- **Tarefas solicitadas**
a) Resuma o texto extraído em duas frases.
b) Dê sequência ao texto de apresentação do escritor, partindo da última frase.

- **Texto extraído**
━━━━
A apresentação deste escritor será feita de uma maneira péssima. Seria muito
curioso escrever um texto apresentando a mim mesmo na terceira pessoa. Talvez
seja até uma espécie de egocentrismo mascarado, ou alguma loucura escondida que
logo virá a tona e me tornará o monstro conhecido por todos e por ninguém.
Obviamente este escritor, que anda com tantas mil malucas ideias na cabeça,
pode ao certo escrever sobre milhares de coisas e esta é a ideia deste lugar.
Mas
isto não vem ao caso.
O
escritor que está digitando este texto no seu computador velho, no seu quarto
pequeno, nesta noite quente está aproveitando para por as ideias em dia. Ouve
uma música feita de batidas instrumentais, algo um pouco com uma “vibe” de tomar um ônibus na madrugada e
ver até onde ele pode parar. Saber que seria impossível não imaginar tais
coisas em um lugar tão pequeno, fazendo ruídos irritantes com as duras teclas
do teclado.
O
mundo moderno é uma maravilha, num exercício de pura atenção, o escritor está
mudando o foco do texto para uma conversa em uma rede social, para voltar ao
texto. Vivemos num mundo conectado e estas conjecturas são possíveis na medida
do possível.
Claro
que este pequeno texto não terá nada demais, é apenas uma apresentação. Ele falhará
miseravelmente como apresentação, mostrando a ineficácia do autor em uma autodescrição
fiel e sem floreios. O mesmo olhará no espelho as duas da madrugada buscando
algumas marcas da velhice. Tem vinte cinco anos e sente-se como se tivesse
duzentos. A calvície já ataca e o estomago já não age de maneira normal.
Mas
isto também não vem ao caso.
Quase meia noite.
O silêncio da rua pode traduzir em um
profundo mistério plano, pairando sobre as nobres cabeças dos que dormem de
noite e trabalham no dia seguinte. Falarei mais do meu trabalho em outra
oportunidade, pois agora descrevo este, o meu de escritor.
Escritor
amador! – gritam no meu interior.
O
editor de textos, meu fiel amigo, grifa em rubro minhas deficiências gramaticais.
Este é apenas um texto inaugural, não tem uma ideia fixa ou um causo que, você
leitor, vai gostar de ler. Alias, eu diria que você poderia se sentir em casa,
mas que não deveria reparar na bagunça, pois ainda está em reforma.
━━━━
- **Trechos da listagem**
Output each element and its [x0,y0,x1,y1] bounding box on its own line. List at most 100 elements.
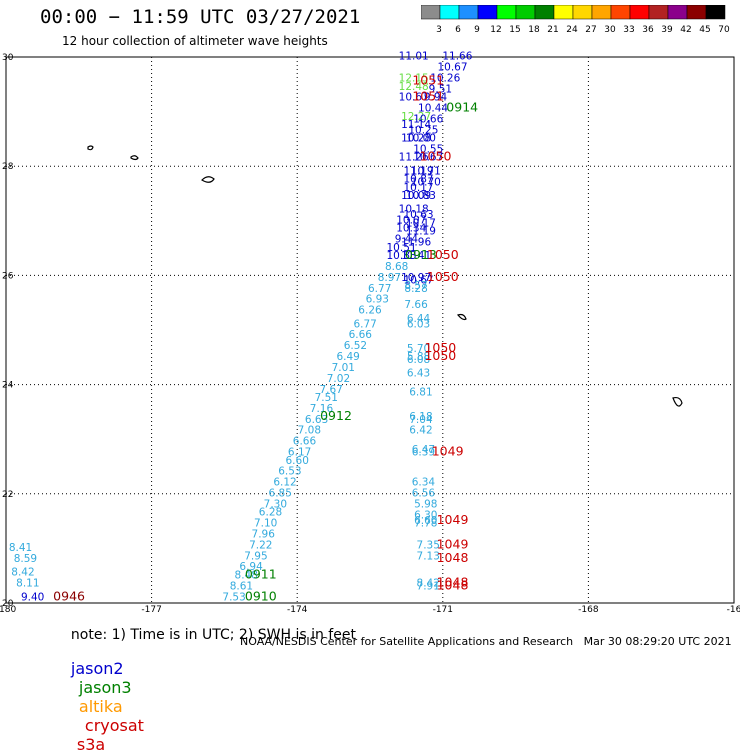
pass-time-label: 1051 [412,72,444,87]
colorbar-tick-label: 24 [566,25,578,35]
y-tick-label: 26 [2,271,14,281]
wave-height-label: 7.51 [315,392,338,404]
wave-height-label: 10.97 [401,272,431,284]
y-tick-label: 22 [2,490,13,500]
wave-height-label: 6.03 [407,318,430,330]
pass-time-label: 1048 [437,550,469,565]
wave-height-label: 6.34 [412,477,436,489]
wave-height-label: 6.66 [293,436,317,448]
wave-height-label: 10.00 [406,133,436,145]
wave-height-label: 10.67 [413,152,443,164]
x-tick-label: -180 [0,605,16,612]
wave-height-label: 7.91 [417,580,440,592]
wave-height-label: 11.41 [401,250,431,262]
wave-height-label: 8.57 [404,280,427,292]
wave-height-label: 6.85 [269,488,292,500]
page-subtitle: 12 hour collection of altimeter wave hei… [62,34,328,48]
wave-height-label: 6.53 [278,466,301,478]
wave-height-label: 6.43 [407,367,430,379]
wave-height-label: 6.18 [409,411,432,423]
wave-height-label: 10.83 [387,250,417,262]
colorbar-swatch [705,5,726,20]
pass-time-label: 0911 [245,566,277,581]
footer-note-row: note: 1) Time is in UTC; 2) SWH is in fe… [62,611,356,754]
pass-time-label: 1049 [432,444,464,459]
wave-height-label: 10.17 [404,182,434,194]
pass-time-label: 1050 [424,348,456,363]
colorbar-tick-label: 6 [455,25,461,35]
wave-height-label: 7.10 [254,518,277,530]
wave-height-label: 8.59 [14,553,37,565]
wave-height-label: 9.51 [429,83,452,95]
wave-height-label: 11.26 [399,152,429,164]
wave-height-label: 5.88 [407,351,430,363]
x-tick-label: -177 [141,605,161,612]
y-tick-label: 28 [2,162,14,172]
wave-height-label: 7.30 [264,498,287,510]
wave-height-label: 6.28 [259,507,282,519]
legend-jason3: jason3 [78,678,132,697]
wave-height-label: 8.11 [16,578,39,590]
wave-height-label: 6.42 [409,425,432,437]
island-coastline [130,155,139,161]
wave-height-label: 10.87 [404,174,434,186]
wave-height-label: 6.56 [412,488,436,500]
wave-height-label: 7.02 [327,373,350,385]
pass-time-label: 0910 [245,588,277,603]
wave-height-label: 6.44 [407,313,431,325]
wave-height-label: 10.17 [406,217,436,229]
island-coastline [456,313,467,321]
wave-height-label: 10.83 [406,190,436,202]
wave-height-label: 10.18 [399,204,429,216]
wave-height-label: 11.01 [399,51,429,63]
colorbar-tick-label: 42 [680,25,691,35]
wave-height-label: 10.55 [413,144,443,156]
wave-height-label: 6.12 [273,477,296,489]
colorbar-tick-label: 9 [474,25,480,35]
wave-height-label: 6.60 [414,515,437,527]
wave-height-label: 11.66 [442,51,472,63]
pass-time-label: 0914 [446,100,478,115]
wave-height-label: 7.66 [404,299,428,311]
wave-height-label: 10.28 [401,133,431,145]
wave-height-label: 7.35 [417,539,440,551]
wave-height-map: -180 -177 -174 -171 -168 -16 30 28 26 24 22 20 11.01… [0,51,740,612]
wave-height-label: 8.97 [378,272,401,284]
pass-time-label: 1048 [437,575,469,590]
x-tick-label: -168 [578,605,599,612]
wave-height-label: 8.42 [417,578,440,590]
wave-height-label: 10.51 [387,242,417,254]
pass-time-label: 1050 [427,269,459,284]
wave-height-label: 6.52 [344,340,367,352]
wave-height-label: 6.94 [239,561,263,573]
wave-height-label: 10.44 [418,103,448,115]
wave-height-label: 5.70 [407,343,430,355]
wave-height-label: 9.44 [395,234,419,246]
footer-note: note: 1) Time is in UTC; 2) SWH is in fe… [70,627,356,643]
pass-time-label: 1050 [420,149,452,164]
wave-height-label: 7.16 [310,403,334,415]
wave-height-label: 10.67 [404,275,434,287]
wave-height-label: 10.67 [399,92,429,104]
pass-time-label: 1050 [427,247,459,262]
wave-height-label: 11.19 [406,225,436,237]
wave-height-label: 6.93 [366,294,389,306]
x-tick-label: -16 [727,605,740,612]
colorbar-tick-label: 33 [623,25,634,35]
wave-height-label: 7.53 [222,591,245,603]
y-tick-label: 30 [2,53,14,63]
legend-s3a: s3a [76,735,106,754]
island-coastline [87,145,94,151]
wave-height-label: 5.98 [414,498,437,510]
wave-height-label: 8.48 [235,569,258,581]
wave-height-label: 11.96 [401,236,431,248]
pass-time-label: 1051 [412,89,444,104]
wave-height-label: 7.67 [319,384,342,396]
legend-altika: altika [78,697,123,716]
colorbar-tick-label: 36 [642,25,654,35]
wave-height-label: 6.39 [412,447,435,459]
pass-time-label: 1049 [437,536,469,551]
wave-height-label: 6.30 [414,509,437,521]
wave-height-label: 7.78 [414,518,437,530]
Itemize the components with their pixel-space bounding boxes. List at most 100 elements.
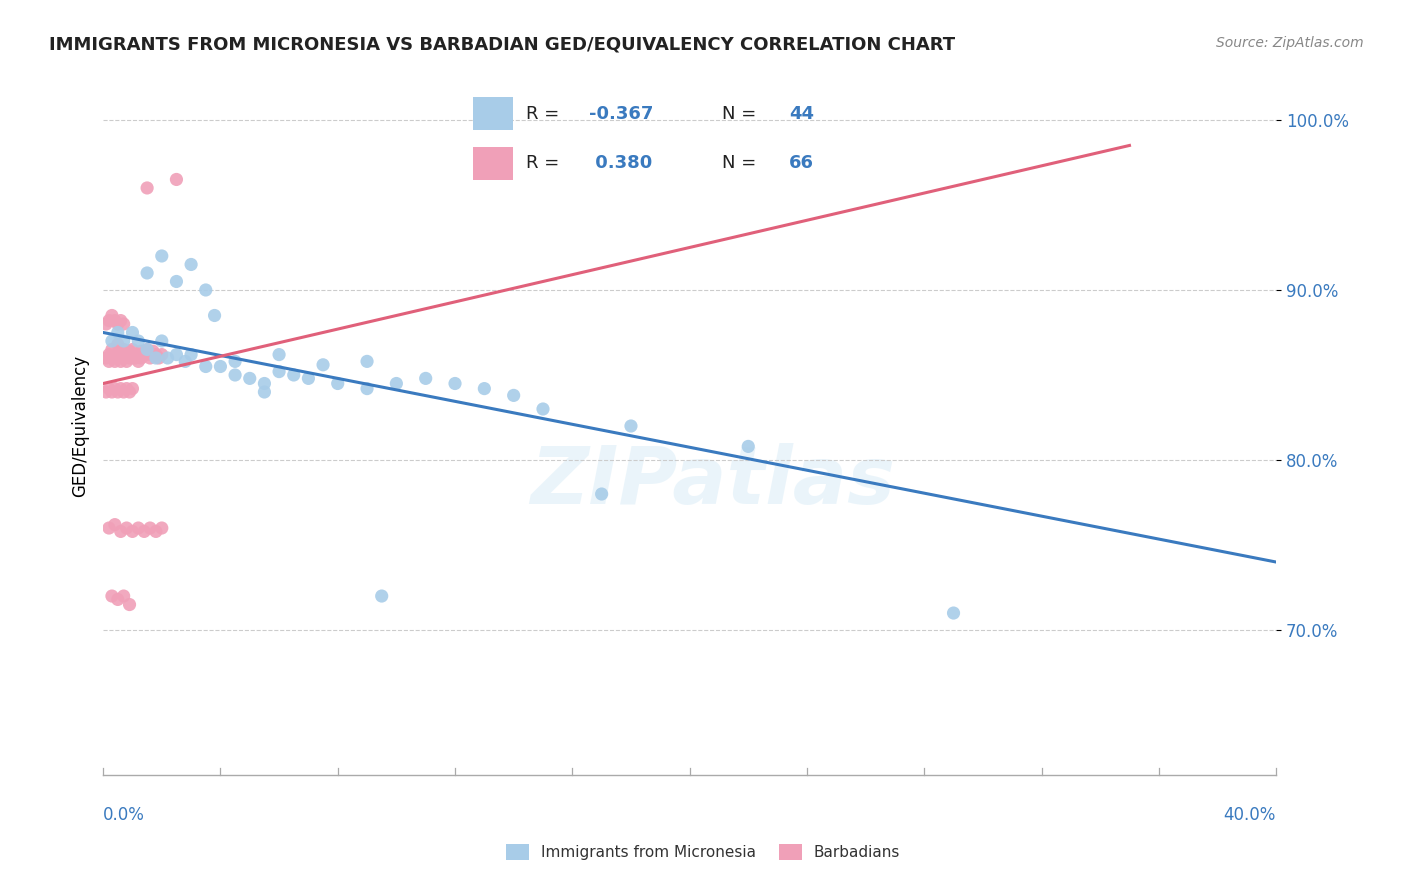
Point xyxy=(115,521,138,535)
Point xyxy=(239,371,262,385)
Point xyxy=(942,606,965,620)
Point xyxy=(180,257,202,271)
Point xyxy=(253,376,276,391)
Point xyxy=(107,337,129,351)
Point xyxy=(118,598,141,612)
Point xyxy=(139,351,162,365)
Point xyxy=(136,181,159,195)
Point xyxy=(472,382,495,396)
Point xyxy=(112,343,135,357)
Point xyxy=(224,354,246,368)
Point xyxy=(124,348,146,362)
Point xyxy=(156,351,179,365)
Point xyxy=(112,317,135,331)
Point xyxy=(112,589,135,603)
Point xyxy=(104,517,127,532)
Point xyxy=(148,351,170,365)
Point xyxy=(145,524,167,539)
Point xyxy=(107,384,129,399)
Point xyxy=(127,334,149,348)
Point xyxy=(115,382,138,396)
Point xyxy=(165,275,187,289)
Text: Source: ZipAtlas.com: Source: ZipAtlas.com xyxy=(1216,36,1364,50)
Point xyxy=(136,343,159,357)
Point xyxy=(312,358,335,372)
Point xyxy=(165,348,187,362)
Point xyxy=(502,388,524,402)
Point xyxy=(150,249,173,263)
Point xyxy=(98,348,121,362)
Point xyxy=(326,376,349,391)
Point xyxy=(94,317,117,331)
Y-axis label: GED/Equivalency: GED/Equivalency xyxy=(72,355,89,497)
Point xyxy=(127,354,149,368)
Point xyxy=(118,351,141,365)
Point xyxy=(204,309,226,323)
Point xyxy=(101,309,124,323)
Point xyxy=(415,371,437,385)
Point xyxy=(121,351,143,365)
Point xyxy=(124,351,146,365)
Point xyxy=(209,359,232,374)
Point xyxy=(174,354,197,368)
Point xyxy=(94,351,117,365)
Point xyxy=(115,354,138,368)
Point xyxy=(112,351,135,365)
Point xyxy=(127,348,149,362)
Point xyxy=(107,326,129,340)
Point xyxy=(136,348,159,362)
Point xyxy=(110,382,132,396)
Point xyxy=(101,589,124,603)
Point xyxy=(101,384,124,399)
Point xyxy=(737,439,759,453)
Text: 40.0%: 40.0% xyxy=(1223,806,1277,824)
Point xyxy=(104,382,127,396)
Point xyxy=(385,376,408,391)
Point xyxy=(121,326,143,340)
Point xyxy=(101,334,124,348)
Point xyxy=(180,348,202,362)
Point xyxy=(129,351,152,365)
Point xyxy=(134,348,156,362)
Point xyxy=(107,317,129,331)
Point xyxy=(267,348,290,362)
Point xyxy=(224,368,246,382)
Point xyxy=(107,592,129,607)
Point xyxy=(104,313,127,327)
Point xyxy=(142,344,165,359)
Point xyxy=(129,344,152,359)
Point xyxy=(145,348,167,362)
Point xyxy=(118,384,141,399)
Point xyxy=(118,344,141,359)
Point xyxy=(139,521,162,535)
Point xyxy=(531,402,554,417)
Point xyxy=(110,344,132,359)
Point xyxy=(98,313,121,327)
Point xyxy=(101,343,124,357)
Point xyxy=(94,384,117,399)
Point xyxy=(101,351,124,365)
Point xyxy=(165,172,187,186)
Point xyxy=(98,354,121,368)
Point xyxy=(121,382,143,396)
Point xyxy=(620,419,643,434)
Point xyxy=(194,359,217,374)
Point xyxy=(112,334,135,348)
Point xyxy=(136,266,159,280)
Point xyxy=(283,368,305,382)
Point xyxy=(115,348,138,362)
Point xyxy=(98,382,121,396)
Legend: Immigrants from Micronesia, Barbadians: Immigrants from Micronesia, Barbadians xyxy=(499,838,907,866)
Point xyxy=(194,283,217,297)
Point xyxy=(591,487,613,501)
Point xyxy=(104,354,127,368)
Point xyxy=(110,524,132,539)
Point xyxy=(121,343,143,357)
Text: IMMIGRANTS FROM MICRONESIA VS BARBADIAN GED/EQUIVALENCY CORRELATION CHART: IMMIGRANTS FROM MICRONESIA VS BARBADIAN … xyxy=(49,36,955,54)
Point xyxy=(267,365,290,379)
Point xyxy=(98,521,121,535)
Point xyxy=(127,521,149,535)
Point xyxy=(107,348,129,362)
Point xyxy=(121,524,143,539)
Text: ZIPatlas: ZIPatlas xyxy=(530,442,896,521)
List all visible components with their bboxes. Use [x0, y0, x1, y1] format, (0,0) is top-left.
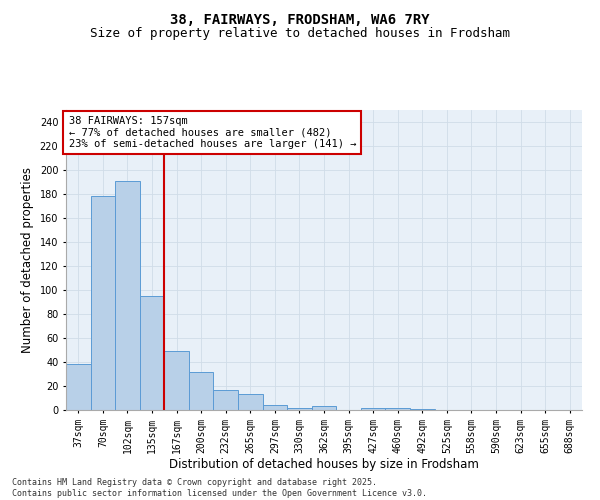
Text: 38 FAIRWAYS: 157sqm
← 77% of detached houses are smaller (482)
23% of semi-detac: 38 FAIRWAYS: 157sqm ← 77% of detached ho… [68, 116, 356, 149]
Bar [66, 364, 91, 410]
Bar [164, 351, 189, 410]
Text: 38, FAIRWAYS, FRODSHAM, WA6 7RY: 38, FAIRWAYS, FRODSHAM, WA6 7RY [170, 12, 430, 26]
Bar [238, 394, 263, 410]
Bar [410, 409, 434, 410]
Bar [263, 405, 287, 410]
Bar [385, 408, 410, 410]
Text: Size of property relative to detached houses in Frodsham: Size of property relative to detached ho… [90, 28, 510, 40]
Text: Contains HM Land Registry data © Crown copyright and database right 2025.
Contai: Contains HM Land Registry data © Crown c… [12, 478, 427, 498]
Bar [115, 181, 140, 410]
Bar [189, 372, 214, 410]
Bar [312, 406, 336, 410]
Bar [214, 390, 238, 410]
Y-axis label: Number of detached properties: Number of detached properties [21, 167, 34, 353]
Bar [361, 408, 385, 410]
Bar [140, 296, 164, 410]
Bar [287, 408, 312, 410]
Bar [91, 196, 115, 410]
X-axis label: Distribution of detached houses by size in Frodsham: Distribution of detached houses by size … [169, 458, 479, 471]
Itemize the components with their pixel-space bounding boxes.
━━━━
- **Resultados das tarefas**
a) Numa noite quente, perto da meia-noite, um escritor amador de vinte e cinco anos digita no seu computador velho, num quarto pequeno, uma apresentação de si mesmo, enquanto ouve música e alterna a atenção com uma conversa numa rede social. Ele admite que o texto falhará como autodescrição e o apresenta como inaugural, sem ideia fixa, convidando o leitor a se sentir em casa sem reparar na bagunça, pois o lugar ainda está em reforma.

b)
Tenho
uma teoria sobre castelos, mas deixo isso para outro momento.
O editor de textos me sugere maneiras
melhores de escrever e compor um texto. Fazê-lo de maneira arbitrária, ou ao
menos, acatar sua ajuda e assim escrever algo com uma clareza maior acaba sendo
mais fácil. Troco “s” por “z” e ele corrige automaticamente. Santa tecnologia.
Mas
isso não vem ao caso.
O
escritor termina seu texto. Ele fará como crianças sempre o fazem: um desenho
completamente sem sentido que mostrará
para toda a família e receberá afagos na cabeça. “Que bonito!” Eles dizem sem
ao menos entender o que é.
No fundo,
o autor não sabe o sentido.
No fundo,
o escritor sabe que não faz sentido.
Mas
o texto está lá, e não vem ao caso.
O
escritor também está. Respirando e digitando. As ideias estão em dia. E tudo
faz muito sentido, ou é realmente muito claro. E a batida no ouvido continua. Aquela
vontade louca de sair em meio a chuva da madrugada, sentir a água no corpo,
sentir-se pleno.
Eu deveria estudar crase.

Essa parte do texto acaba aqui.